:: ENTRIES SHOWN ::
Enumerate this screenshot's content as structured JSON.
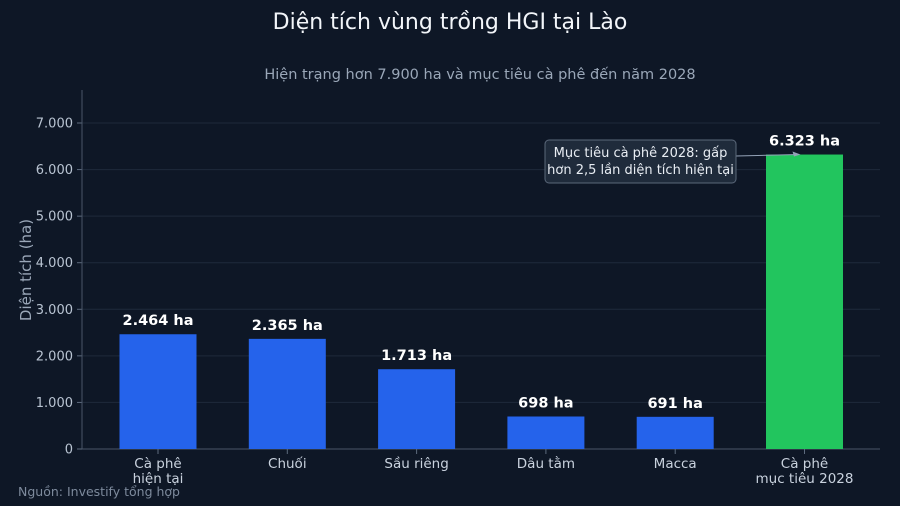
{
  "chart_data": {
    "type": "bar",
    "title": "Diện tích vùng trồng HGI tại Lào",
    "subtitle": "Hiện trạng hơn 7.900 ha và mục tiêu cà phê đến năm 2028",
    "ylabel": "Diện tích (ha)",
    "xlabel": "",
    "ylim": [
      0,
      7000
    ],
    "yticks": [
      0,
      1000,
      2000,
      3000,
      4000,
      5000,
      6000,
      7000
    ],
    "ytick_labels": [
      "0",
      "1.000",
      "2.000",
      "3.000",
      "4.000",
      "5.000",
      "6.000",
      "7.000"
    ],
    "grid": true,
    "categories": [
      [
        "Cà phê",
        "hiện tại"
      ],
      [
        "Chuối"
      ],
      [
        "Sầu riêng"
      ],
      [
        "Dâu tằm"
      ],
      [
        "Macca"
      ],
      [
        "Cà phê",
        "mục tiêu 2028"
      ]
    ],
    "values": [
      2464,
      2365,
      1713,
      698,
      691,
      6323
    ],
    "value_labels": [
      "2.464 ha",
      "2.365 ha",
      "1.713 ha",
      "698 ha",
      "691 ha",
      "6.323 ha"
    ],
    "bar_colors": [
      "#2563eb",
      "#2563eb",
      "#2563eb",
      "#2563eb",
      "#2563eb",
      "#22c55e"
    ],
    "annotation": {
      "lines": [
        "Mục tiêu cà phê 2028: gấp",
        "hơn 2,5 lần diện tích hiện tại"
      ],
      "target_index": 5
    }
  },
  "source": "Nguồn: Investify tổng hợp",
  "colors": {
    "background": "#0e1726",
    "bar": "#2563eb",
    "highlight_bar": "#22c55e",
    "grid": "#1e2a3b"
  }
}
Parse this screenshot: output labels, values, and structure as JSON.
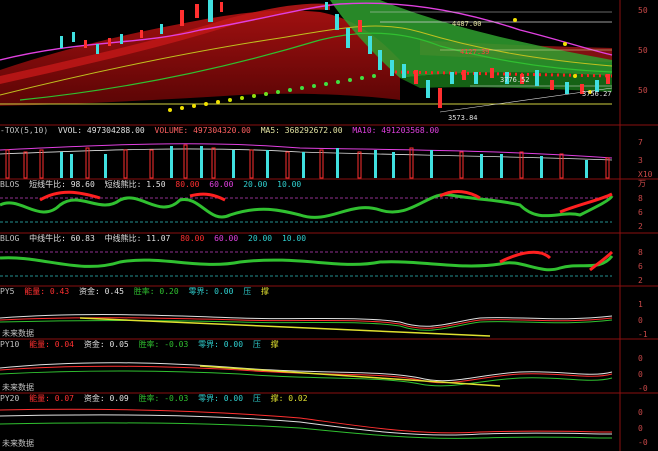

:: WORK TO DO ::
Write out every line of the entries that holds the word "screenshot".

:: COMPLETE OUTPUT ::
Enumerate this screenshot's content as structured JSON.
Parse this screenshot: output labels, values, and structure as JSON.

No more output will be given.